_The problem:_ Scan the material below for the string "tableData", and copy every line where it shows up.

--- Begin Dataset records ---

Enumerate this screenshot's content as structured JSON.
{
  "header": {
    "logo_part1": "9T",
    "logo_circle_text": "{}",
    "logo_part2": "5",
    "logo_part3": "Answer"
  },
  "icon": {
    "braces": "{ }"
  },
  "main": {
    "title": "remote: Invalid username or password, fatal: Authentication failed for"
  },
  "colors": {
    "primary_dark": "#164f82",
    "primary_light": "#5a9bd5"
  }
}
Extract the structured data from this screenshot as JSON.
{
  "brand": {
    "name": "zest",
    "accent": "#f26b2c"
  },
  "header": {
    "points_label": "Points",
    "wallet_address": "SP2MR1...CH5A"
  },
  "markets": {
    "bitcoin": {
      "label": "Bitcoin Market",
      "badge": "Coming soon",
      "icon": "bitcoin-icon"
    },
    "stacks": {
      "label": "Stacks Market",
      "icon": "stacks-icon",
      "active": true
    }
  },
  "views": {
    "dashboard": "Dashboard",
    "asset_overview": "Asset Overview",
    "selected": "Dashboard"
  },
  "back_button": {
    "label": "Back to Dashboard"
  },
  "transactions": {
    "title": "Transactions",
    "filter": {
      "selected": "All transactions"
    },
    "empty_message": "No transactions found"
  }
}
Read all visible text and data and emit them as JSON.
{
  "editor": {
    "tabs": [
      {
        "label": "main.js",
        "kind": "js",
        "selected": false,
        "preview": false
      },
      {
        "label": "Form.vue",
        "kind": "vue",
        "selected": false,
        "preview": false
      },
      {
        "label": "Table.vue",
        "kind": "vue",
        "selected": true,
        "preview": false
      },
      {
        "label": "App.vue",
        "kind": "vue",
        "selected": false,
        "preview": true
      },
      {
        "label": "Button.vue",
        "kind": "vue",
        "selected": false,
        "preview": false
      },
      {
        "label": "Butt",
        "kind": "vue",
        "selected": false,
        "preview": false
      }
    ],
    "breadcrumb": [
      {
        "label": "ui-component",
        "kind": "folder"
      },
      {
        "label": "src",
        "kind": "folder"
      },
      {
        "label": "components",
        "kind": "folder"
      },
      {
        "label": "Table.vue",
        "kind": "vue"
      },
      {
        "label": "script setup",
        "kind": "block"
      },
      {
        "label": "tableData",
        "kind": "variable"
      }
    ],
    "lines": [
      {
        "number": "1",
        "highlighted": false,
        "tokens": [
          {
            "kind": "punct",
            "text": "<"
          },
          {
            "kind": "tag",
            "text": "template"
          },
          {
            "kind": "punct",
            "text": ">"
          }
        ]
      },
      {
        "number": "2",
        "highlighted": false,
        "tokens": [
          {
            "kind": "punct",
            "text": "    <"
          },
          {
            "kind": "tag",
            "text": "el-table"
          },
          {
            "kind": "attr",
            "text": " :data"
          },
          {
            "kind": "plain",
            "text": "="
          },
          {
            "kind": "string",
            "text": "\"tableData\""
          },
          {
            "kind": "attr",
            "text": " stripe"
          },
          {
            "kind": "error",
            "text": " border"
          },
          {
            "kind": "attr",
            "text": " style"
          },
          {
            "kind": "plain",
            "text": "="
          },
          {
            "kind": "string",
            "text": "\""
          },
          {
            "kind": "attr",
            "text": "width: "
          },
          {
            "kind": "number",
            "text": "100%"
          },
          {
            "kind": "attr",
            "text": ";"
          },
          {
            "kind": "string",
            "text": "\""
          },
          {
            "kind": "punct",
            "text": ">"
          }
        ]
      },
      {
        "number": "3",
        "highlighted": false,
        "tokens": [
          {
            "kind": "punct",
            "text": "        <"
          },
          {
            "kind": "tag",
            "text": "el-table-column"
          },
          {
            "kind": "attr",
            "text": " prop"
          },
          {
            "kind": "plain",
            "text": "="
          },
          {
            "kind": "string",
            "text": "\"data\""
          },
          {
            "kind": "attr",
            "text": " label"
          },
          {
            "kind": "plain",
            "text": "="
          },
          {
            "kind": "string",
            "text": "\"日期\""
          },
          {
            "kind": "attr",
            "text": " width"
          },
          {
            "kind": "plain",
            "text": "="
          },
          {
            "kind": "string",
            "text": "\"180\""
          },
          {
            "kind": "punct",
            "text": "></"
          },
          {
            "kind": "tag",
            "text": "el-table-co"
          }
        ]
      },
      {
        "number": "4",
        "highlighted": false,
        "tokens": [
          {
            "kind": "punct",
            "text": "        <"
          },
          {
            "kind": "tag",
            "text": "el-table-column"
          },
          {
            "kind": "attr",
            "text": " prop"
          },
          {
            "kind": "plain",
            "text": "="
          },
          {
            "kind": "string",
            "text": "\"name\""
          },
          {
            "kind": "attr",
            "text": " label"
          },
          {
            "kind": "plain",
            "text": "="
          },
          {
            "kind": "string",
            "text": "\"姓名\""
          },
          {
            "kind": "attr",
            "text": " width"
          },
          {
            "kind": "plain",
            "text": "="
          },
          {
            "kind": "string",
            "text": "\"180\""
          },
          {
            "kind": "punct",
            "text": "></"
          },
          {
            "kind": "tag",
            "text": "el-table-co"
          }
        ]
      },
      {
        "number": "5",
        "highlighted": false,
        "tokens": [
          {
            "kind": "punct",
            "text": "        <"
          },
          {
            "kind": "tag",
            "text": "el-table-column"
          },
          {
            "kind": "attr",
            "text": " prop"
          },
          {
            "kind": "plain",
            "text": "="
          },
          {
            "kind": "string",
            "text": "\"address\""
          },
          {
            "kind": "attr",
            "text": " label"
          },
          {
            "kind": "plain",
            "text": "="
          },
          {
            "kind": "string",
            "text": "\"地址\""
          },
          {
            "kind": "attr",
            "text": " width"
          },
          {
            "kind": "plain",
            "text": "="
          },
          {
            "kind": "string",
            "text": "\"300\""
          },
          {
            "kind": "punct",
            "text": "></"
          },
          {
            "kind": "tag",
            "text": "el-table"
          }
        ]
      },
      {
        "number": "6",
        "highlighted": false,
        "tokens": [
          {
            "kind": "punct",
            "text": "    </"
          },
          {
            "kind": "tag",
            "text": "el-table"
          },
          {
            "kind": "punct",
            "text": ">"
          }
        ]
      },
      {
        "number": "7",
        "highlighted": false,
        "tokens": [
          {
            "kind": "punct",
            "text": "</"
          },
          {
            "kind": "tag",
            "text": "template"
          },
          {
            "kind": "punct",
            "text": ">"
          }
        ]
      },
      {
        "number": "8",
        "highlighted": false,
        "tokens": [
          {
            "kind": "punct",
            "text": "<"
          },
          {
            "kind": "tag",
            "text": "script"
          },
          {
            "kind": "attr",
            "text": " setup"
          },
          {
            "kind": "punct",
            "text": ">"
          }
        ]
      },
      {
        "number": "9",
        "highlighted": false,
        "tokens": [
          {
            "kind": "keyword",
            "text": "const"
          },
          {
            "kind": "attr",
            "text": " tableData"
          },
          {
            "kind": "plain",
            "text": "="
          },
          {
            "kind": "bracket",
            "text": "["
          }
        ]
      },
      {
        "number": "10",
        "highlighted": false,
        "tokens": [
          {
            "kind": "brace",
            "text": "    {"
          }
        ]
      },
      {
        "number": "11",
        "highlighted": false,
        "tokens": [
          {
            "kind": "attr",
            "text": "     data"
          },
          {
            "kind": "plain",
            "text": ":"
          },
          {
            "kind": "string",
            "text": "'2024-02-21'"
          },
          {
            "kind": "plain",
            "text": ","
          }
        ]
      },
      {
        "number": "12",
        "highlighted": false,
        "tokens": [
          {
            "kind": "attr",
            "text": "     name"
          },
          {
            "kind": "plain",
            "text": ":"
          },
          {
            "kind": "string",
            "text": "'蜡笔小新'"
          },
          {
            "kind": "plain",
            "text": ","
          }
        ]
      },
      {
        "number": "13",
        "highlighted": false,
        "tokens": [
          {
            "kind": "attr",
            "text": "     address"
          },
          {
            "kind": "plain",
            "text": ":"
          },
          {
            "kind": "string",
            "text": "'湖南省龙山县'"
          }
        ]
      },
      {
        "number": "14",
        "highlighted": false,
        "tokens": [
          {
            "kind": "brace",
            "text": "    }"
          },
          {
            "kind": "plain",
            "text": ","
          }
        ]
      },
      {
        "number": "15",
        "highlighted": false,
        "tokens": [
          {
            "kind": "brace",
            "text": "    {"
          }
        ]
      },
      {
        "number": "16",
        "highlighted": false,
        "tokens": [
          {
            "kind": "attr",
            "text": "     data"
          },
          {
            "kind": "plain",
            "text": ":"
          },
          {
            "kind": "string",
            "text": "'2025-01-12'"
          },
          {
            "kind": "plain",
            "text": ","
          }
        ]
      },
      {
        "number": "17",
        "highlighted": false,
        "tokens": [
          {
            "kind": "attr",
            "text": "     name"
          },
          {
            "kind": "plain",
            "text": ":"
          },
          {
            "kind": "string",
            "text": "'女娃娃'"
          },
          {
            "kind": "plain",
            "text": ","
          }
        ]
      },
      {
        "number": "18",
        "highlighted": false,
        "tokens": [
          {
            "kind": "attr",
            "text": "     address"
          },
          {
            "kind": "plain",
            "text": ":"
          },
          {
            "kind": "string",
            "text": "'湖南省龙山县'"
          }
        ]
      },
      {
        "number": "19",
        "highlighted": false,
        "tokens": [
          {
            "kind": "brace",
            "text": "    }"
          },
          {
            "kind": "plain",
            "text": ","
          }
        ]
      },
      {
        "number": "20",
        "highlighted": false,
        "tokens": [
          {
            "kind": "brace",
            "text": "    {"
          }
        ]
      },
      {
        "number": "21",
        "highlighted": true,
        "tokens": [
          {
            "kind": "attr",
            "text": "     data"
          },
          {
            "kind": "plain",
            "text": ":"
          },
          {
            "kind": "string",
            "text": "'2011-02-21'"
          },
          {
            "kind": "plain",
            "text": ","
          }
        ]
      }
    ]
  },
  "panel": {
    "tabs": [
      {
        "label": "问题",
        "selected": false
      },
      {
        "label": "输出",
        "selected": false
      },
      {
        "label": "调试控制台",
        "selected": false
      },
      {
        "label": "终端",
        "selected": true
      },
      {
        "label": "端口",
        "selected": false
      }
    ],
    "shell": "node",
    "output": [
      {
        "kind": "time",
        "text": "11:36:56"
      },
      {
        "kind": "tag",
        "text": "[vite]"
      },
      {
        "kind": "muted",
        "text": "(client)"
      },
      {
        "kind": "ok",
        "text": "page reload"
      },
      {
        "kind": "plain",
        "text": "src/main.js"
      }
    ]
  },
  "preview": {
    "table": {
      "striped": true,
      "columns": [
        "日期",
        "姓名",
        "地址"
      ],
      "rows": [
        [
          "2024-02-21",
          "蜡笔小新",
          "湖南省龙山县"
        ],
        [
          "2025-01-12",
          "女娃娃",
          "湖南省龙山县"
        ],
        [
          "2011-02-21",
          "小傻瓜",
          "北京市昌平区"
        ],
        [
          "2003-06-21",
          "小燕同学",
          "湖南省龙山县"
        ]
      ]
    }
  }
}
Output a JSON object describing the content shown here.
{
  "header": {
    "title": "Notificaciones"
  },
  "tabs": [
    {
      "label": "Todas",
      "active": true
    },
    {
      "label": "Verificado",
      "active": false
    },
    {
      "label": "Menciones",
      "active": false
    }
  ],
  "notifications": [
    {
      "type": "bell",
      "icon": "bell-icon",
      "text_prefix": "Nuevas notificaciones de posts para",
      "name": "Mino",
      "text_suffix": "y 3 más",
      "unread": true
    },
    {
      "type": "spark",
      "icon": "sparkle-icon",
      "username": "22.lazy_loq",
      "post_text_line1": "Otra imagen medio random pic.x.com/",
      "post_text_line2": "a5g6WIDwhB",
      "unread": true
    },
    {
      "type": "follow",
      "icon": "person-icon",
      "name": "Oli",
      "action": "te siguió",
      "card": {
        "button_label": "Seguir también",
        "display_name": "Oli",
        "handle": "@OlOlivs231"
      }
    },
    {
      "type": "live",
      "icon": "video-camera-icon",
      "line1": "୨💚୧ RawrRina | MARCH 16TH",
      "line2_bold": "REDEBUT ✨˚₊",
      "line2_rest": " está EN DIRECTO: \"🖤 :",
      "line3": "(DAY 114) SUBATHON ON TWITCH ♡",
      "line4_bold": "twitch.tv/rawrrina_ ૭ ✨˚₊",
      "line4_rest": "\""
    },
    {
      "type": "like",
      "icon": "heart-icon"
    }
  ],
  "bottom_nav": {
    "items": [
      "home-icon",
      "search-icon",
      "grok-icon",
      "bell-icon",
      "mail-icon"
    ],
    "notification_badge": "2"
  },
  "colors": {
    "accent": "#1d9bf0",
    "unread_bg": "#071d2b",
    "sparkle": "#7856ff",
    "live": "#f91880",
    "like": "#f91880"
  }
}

--- End Dataset records ---

_Exercise answer:_
        "label": "tableData",
            "text": "\"tableData\""
            "text": " tableData"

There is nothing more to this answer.